'''
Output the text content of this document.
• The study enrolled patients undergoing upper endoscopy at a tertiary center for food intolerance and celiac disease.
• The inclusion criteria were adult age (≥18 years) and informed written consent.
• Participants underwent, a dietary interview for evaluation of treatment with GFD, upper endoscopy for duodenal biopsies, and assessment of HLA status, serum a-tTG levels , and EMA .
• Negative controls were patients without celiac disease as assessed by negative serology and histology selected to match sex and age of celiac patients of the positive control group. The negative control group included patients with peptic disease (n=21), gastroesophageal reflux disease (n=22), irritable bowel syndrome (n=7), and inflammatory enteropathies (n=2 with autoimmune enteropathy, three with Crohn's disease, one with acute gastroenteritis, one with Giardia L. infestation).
'''
WHAT IS EXPECTED >> Could you write out all the data exactly as it is given?

YOUR RESPONSE >>
Output the text content of this document.
• The study enrolled patients undergoing upper endoscopy at a tertiary center for food intolerance and celiac disease.
• The inclusion criteria were adult age (≥18 years) and informed written consent.
• Participants underwent, a dietary interview for evaluation of treatment with GFD, upper endoscopy for duodenal biopsies, and assessment of HLA status, serum a-tTG levels , and EMA .
• Negative controls were patients without celiac disease as assessed by negative serology and histology selected to match sex and age of celiac patients of the positive control group. The negative control group included patients with peptic disease (n=21), gastroesophageal reflux disease (n=22), irritable bowel syndrome (n=7), and inflammatory enteropathies (n=2 with autoimmune enteropathy, three with Crohn's disease, one with acute gastroenteritis, one with Giardia L. infestation).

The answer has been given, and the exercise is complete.